** PROBLEM REQUIREMENTS **
Omit every picture, then give all the entries again exactly.
-- START OF SOURCE RECORDS --
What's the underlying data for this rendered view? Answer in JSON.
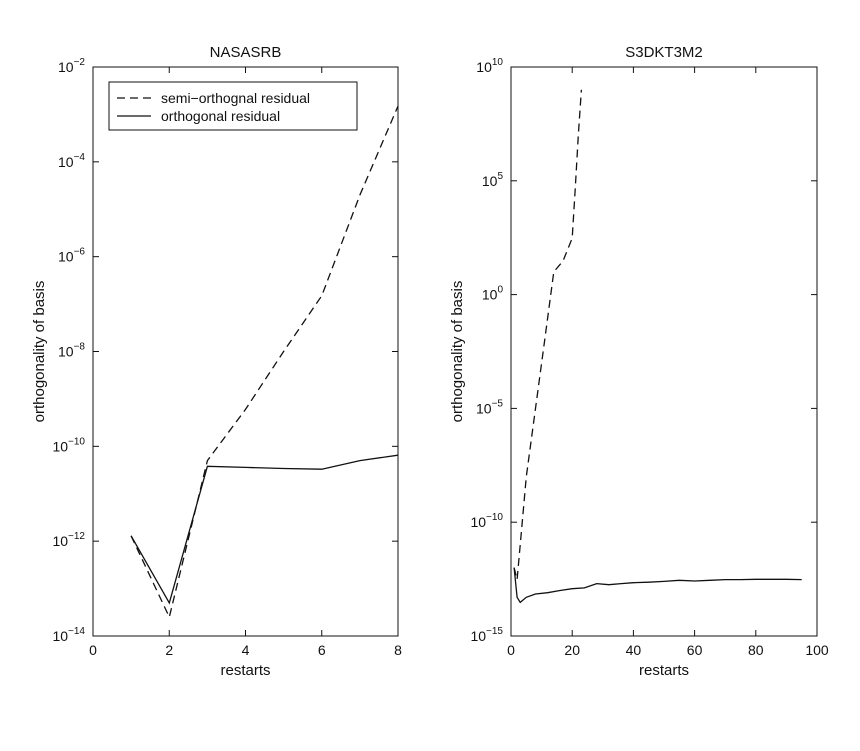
{
  "chart_data": [
    {
      "type": "line",
      "title": "NASASRB",
      "xlabel": "restarts",
      "ylabel": "orthogonality of basis",
      "xlim": [
        0,
        8
      ],
      "ylim_log10": [
        -14,
        -2
      ],
      "y_scale": "log",
      "x_ticks": [
        "0",
        "2",
        "4",
        "6",
        "8"
      ],
      "y_ticks": [
        {
          "base": "10",
          "exp": "-2"
        },
        {
          "base": "10",
          "exp": "-4"
        },
        {
          "base": "10",
          "exp": "-6"
        },
        {
          "base": "10",
          "exp": "-8"
        },
        {
          "base": "10",
          "exp": "-10"
        },
        {
          "base": "10",
          "exp": "-12"
        },
        {
          "base": "10",
          "exp": "-14"
        }
      ],
      "legend": {
        "position": "top-left",
        "entries": [
          {
            "label": "semi−orthognal residual",
            "style": "dashed"
          },
          {
            "label": "orthogonal residual",
            "style": "solid"
          }
        ]
      },
      "series": [
        {
          "name": "semi−orthognal residual",
          "style": "dashed",
          "x": [
            1,
            2,
            3,
            4,
            5,
            6,
            7,
            8
          ],
          "y": [
            1.3e-12,
            2.5e-14,
            5e-11,
            6e-10,
            1e-08,
            1.5e-07,
            2e-05,
            0.0015
          ]
        },
        {
          "name": "orthogonal residual",
          "style": "solid",
          "x": [
            1,
            2,
            3,
            4,
            5,
            6,
            7,
            8
          ],
          "y": [
            1.3e-12,
            5e-14,
            3.8e-11,
            3.6e-11,
            3.4e-11,
            3.3e-11,
            5e-11,
            6.5e-11
          ]
        }
      ]
    },
    {
      "type": "line",
      "title": "S3DKT3M2",
      "xlabel": "restarts",
      "ylabel": "orthogonality of basis",
      "xlim": [
        0,
        100
      ],
      "ylim_log10": [
        -15,
        10
      ],
      "y_scale": "log",
      "x_ticks": [
        "0",
        "20",
        "40",
        "60",
        "80",
        "100"
      ],
      "y_ticks": [
        {
          "base": "10",
          "exp": "10"
        },
        {
          "base": "10",
          "exp": "5"
        },
        {
          "base": "10",
          "exp": "0"
        },
        {
          "base": "10",
          "exp": "-5"
        },
        {
          "base": "10",
          "exp": "-10"
        },
        {
          "base": "10",
          "exp": "-15"
        }
      ],
      "series": [
        {
          "name": "",
          "style": "dashed",
          "x": [
            1,
            2,
            3,
            5,
            8,
            11,
            14,
            17,
            20,
            21,
            22,
            23
          ],
          "y": [
            1e-12,
            3e-13,
            1e-11,
            1e-08,
            1e-05,
            0.01,
            10.0,
            30.0,
            300.0,
            50000.0,
            10000000.0,
            1000000000.0
          ]
        },
        {
          "name": "",
          "style": "solid",
          "x": [
            1,
            2,
            3,
            5,
            8,
            12,
            16,
            20,
            24,
            28,
            32,
            36,
            40,
            45,
            50,
            55,
            60,
            65,
            70,
            75,
            80,
            85,
            90,
            95
          ],
          "y": [
            1e-12,
            5e-14,
            3e-14,
            5e-14,
            7e-14,
            8e-14,
            1e-13,
            1.2e-13,
            1.3e-13,
            2e-13,
            1.8e-13,
            2e-13,
            2.2e-13,
            2.3e-13,
            2.5e-13,
            2.8e-13,
            2.6e-13,
            2.8e-13,
            3e-13,
            3e-13,
            3.1e-13,
            3.1e-13,
            3.1e-13,
            3e-13
          ]
        }
      ]
    }
  ]
}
-- END OF SOURCE RECORDS --
** THE SOLUTION **
What's the underlying data for this rendered view? Answer in JSON.
{
  "chart_data": [
    {
      "type": "line",
      "title": "NASASRB",
      "xlabel": "restarts",
      "ylabel": "orthogonality of basis",
      "xlim": [
        0,
        8
      ],
      "ylim_log10": [
        -14,
        -2
      ],
      "y_scale": "log",
      "x_ticks": [
        "0",
        "2",
        "4",
        "6",
        "8"
      ],
      "y_ticks": [
        {
          "base": "10",
          "exp": "-2"
        },
        {
          "base": "10",
          "exp": "-4"
        },
        {
          "base": "10",
          "exp": "-6"
        },
        {
          "base": "10",
          "exp": "-8"
        },
        {
          "base": "10",
          "exp": "-10"
        },
        {
          "base": "10",
          "exp": "-12"
        },
        {
          "base": "10",
          "exp": "-14"
        }
      ],
      "legend": {
        "position": "top-left",
        "entries": [
          {
            "label": "semi−orthognal residual",
            "style": "dashed"
          },
          {
            "label": "orthogonal residual",
            "style": "solid"
          }
        ]
      },
      "series": [
        {
          "name": "semi−orthognal residual",
          "style": "dashed",
          "x": [
            1,
            2,
            3,
            4,
            5,
            6,
            7,
            8
          ],
          "y": [
            1.3e-12,
            2.5e-14,
            5e-11,
            6e-10,
            1e-08,
            1.5e-07,
            2e-05,
            0.0015
          ]
        },
        {
          "name": "orthogonal residual",
          "style": "solid",
          "x": [
            1,
            2,
            3,
            4,
            5,
            6,
            7,
            8
          ],
          "y": [
            1.3e-12,
            5e-14,
            3.8e-11,
            3.6e-11,
            3.4e-11,
            3.3e-11,
            5e-11,
            6.5e-11
          ]
        }
      ]
    },
    {
      "type": "line",
      "title": "S3DKT3M2",
      "xlabel": "restarts",
      "ylabel": "orthogonality of basis",
      "xlim": [
        0,
        100
      ],
      "ylim_log10": [
        -15,
        10
      ],
      "y_scale": "log",
      "x_ticks": [
        "0",
        "20",
        "40",
        "60",
        "80",
        "100"
      ],
      "y_ticks": [
        {
          "base": "10",
          "exp": "10"
        },
        {
          "base": "10",
          "exp": "5"
        },
        {
          "base": "10",
          "exp": "0"
        },
        {
          "base": "10",
          "exp": "-5"
        },
        {
          "base": "10",
          "exp": "-10"
        },
        {
          "base": "10",
          "exp": "-15"
        }
      ],
      "series": [
        {
          "name": "",
          "style": "dashed",
          "x": [
            1,
            2,
            3,
            5,
            8,
            11,
            14,
            17,
            20,
            21,
            22,
            23
          ],
          "y": [
            1e-12,
            3e-13,
            1e-11,
            1e-08,
            1e-05,
            0.01,
            10.0,
            30.0,
            300.0,
            50000.0,
            10000000.0,
            1000000000.0
          ]
        },
        {
          "name": "",
          "style": "solid",
          "x": [
            1,
            2,
            3,
            5,
            8,
            12,
            16,
            20,
            24,
            28,
            32,
            36,
            40,
            45,
            50,
            55,
            60,
            65,
            70,
            75,
            80,
            85,
            90,
            95
          ],
          "y": [
            1e-12,
            5e-14,
            3e-14,
            5e-14,
            7e-14,
            8e-14,
            1e-13,
            1.2e-13,
            1.3e-13,
            2e-13,
            1.8e-13,
            2e-13,
            2.2e-13,
            2.3e-13,
            2.5e-13,
            2.8e-13,
            2.6e-13,
            2.8e-13,
            3e-13,
            3e-13,
            3.1e-13,
            3.1e-13,
            3.1e-13,
            3e-13
          ]
        }
      ]
    }
  ]
}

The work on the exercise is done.